'''

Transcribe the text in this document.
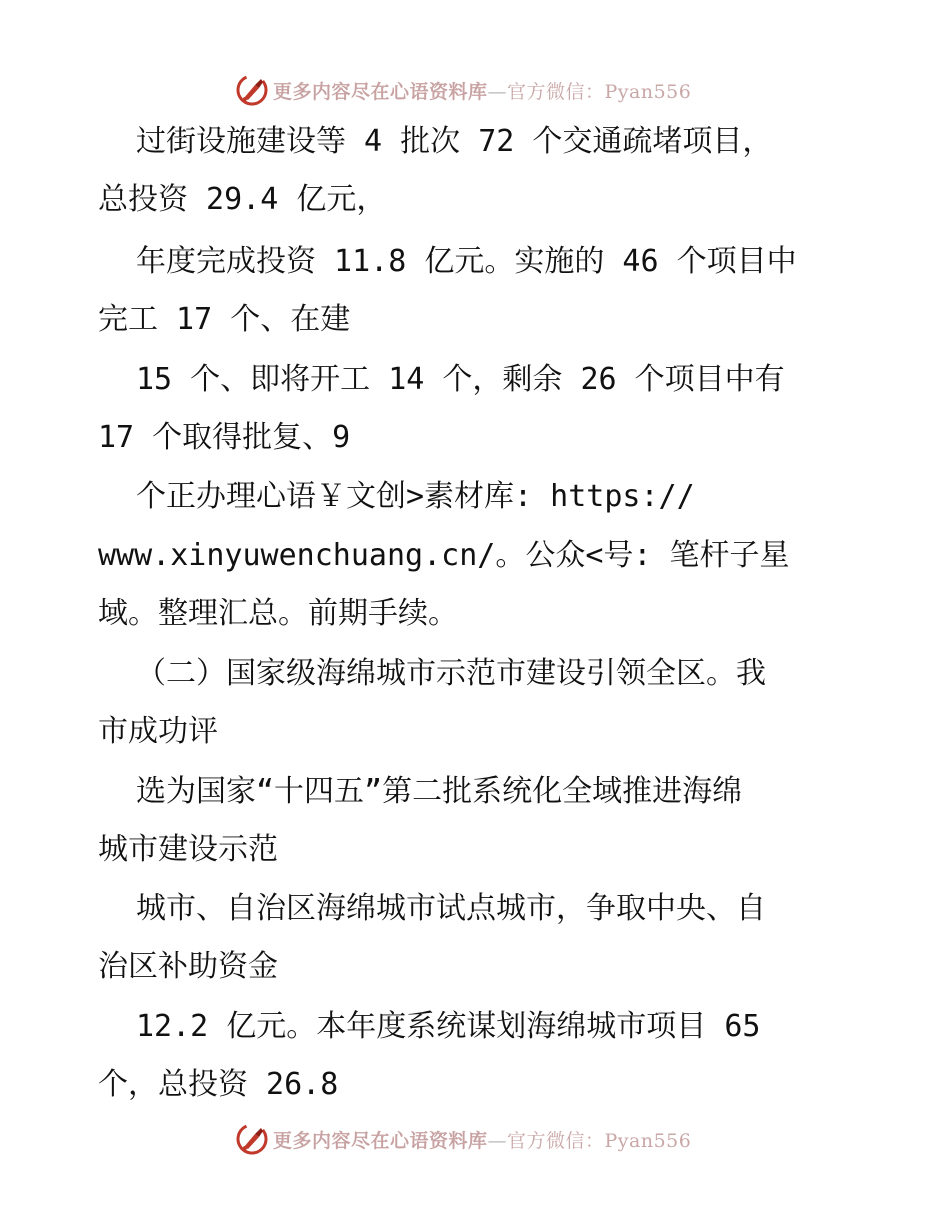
更多内容尽在心语资料库—官方微信：Pyan556
过街设施建设等 4 批次 72 个交通疏堵项目，
总投资 29.4 亿元，
年度完成投资 11.8 亿元。实施的 46 个项目中
完工 17 个、在建
15 个、即将开工 14 个，剩余 26 个项目中有
17 个取得批复、9
个正办理心语￥文创>素材库: https://
www.xinyuwenchuang.cn/。公众<号: 笔杆子星
域。整理汇总。前期手续。
（二）国家级海绵城市示范市建设引领全区。我
市成功评
选为国家“十四五”第二批系统化全域推进海绵
城市建设示范
城市、自治区海绵城市试点城市，争取中央、自
治区补助资金
12.2 亿元。本年度系统谋划海绵城市项目 65
个，总投资 26.8
更多内容尽在心语资料库—官方微信：Pyan556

'''

GIVEN PROBLEM
Print the listing above in full, exactly as written. Omit any pictures.

RESULT OF THE EXERCISE
Transcribe the text in this document.
更多内容尽在心语资料库—官方微信：Pyan556
过街设施建设等 4 批次 72 个交通疏堵项目，
总投资 29.4 亿元，
年度完成投资 11.8 亿元。实施的 46 个项目中
完工 17 个、在建
15 个、即将开工 14 个，剩余 26 个项目中有
17 个取得批复、9
个正办理心语￥文创>素材库: https://
www.xinyuwenchuang.cn/。公众<号: 笔杆子星
域。整理汇总。前期手续。
（二）国家级海绵城市示范市建设引领全区。我
市成功评
选为国家“十四五”第二批系统化全域推进海绵
城市建设示范
城市、自治区海绵城市试点城市，争取中央、自
治区补助资金
12.2 亿元。本年度系统谋划海绵城市项目 65
个，总投资 26.8
更多内容尽在心语资料库—官方微信：Pyan556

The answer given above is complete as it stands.